Repeat the material below exactly, line for line.
BEGIN STORED ROWS
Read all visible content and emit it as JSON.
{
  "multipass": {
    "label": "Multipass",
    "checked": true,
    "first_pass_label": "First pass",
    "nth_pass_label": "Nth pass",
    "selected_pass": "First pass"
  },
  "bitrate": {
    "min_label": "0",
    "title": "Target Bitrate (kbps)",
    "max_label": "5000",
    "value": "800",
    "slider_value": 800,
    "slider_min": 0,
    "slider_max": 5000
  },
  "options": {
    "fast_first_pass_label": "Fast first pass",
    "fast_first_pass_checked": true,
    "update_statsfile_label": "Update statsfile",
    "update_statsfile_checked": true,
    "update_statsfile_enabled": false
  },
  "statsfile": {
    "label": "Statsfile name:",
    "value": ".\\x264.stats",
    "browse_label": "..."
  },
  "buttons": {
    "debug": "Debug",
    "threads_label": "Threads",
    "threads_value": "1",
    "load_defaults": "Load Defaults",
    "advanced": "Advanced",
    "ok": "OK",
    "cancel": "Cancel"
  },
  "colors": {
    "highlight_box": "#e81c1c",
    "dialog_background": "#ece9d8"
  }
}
END STORED ROWS
*RESULT OF THIS TASK*
Read all visible content and emit it as JSON.
{
  "multipass": {
    "label": "Multipass",
    "checked": true,
    "first_pass_label": "First pass",
    "nth_pass_label": "Nth pass",
    "selected_pass": "First pass"
  },
  "bitrate": {
    "min_label": "0",
    "title": "Target Bitrate (kbps)",
    "max_label": "5000",
    "value": "800",
    "slider_value": 800,
    "slider_min": 0,
    "slider_max": 5000
  },
  "options": {
    "fast_first_pass_label": "Fast first pass",
    "fast_first_pass_checked": true,
    "update_statsfile_label": "Update statsfile",
    "update_statsfile_checked": true,
    "update_statsfile_enabled": false
  },
  "statsfile": {
    "label": "Statsfile name:",
    "value": ".\\x264.stats",
    "browse_label": "..."
  },
  "buttons": {
    "debug": "Debug",
    "threads_label": "Threads",
    "threads_value": "1",
    "load_defaults": "Load Defaults",
    "advanced": "Advanced",
    "ok": "OK",
    "cancel": "Cancel"
  },
  "colors": {
    "highlight_box": "#e81c1c",
    "dialog_background": "#ece9d8"
  }
}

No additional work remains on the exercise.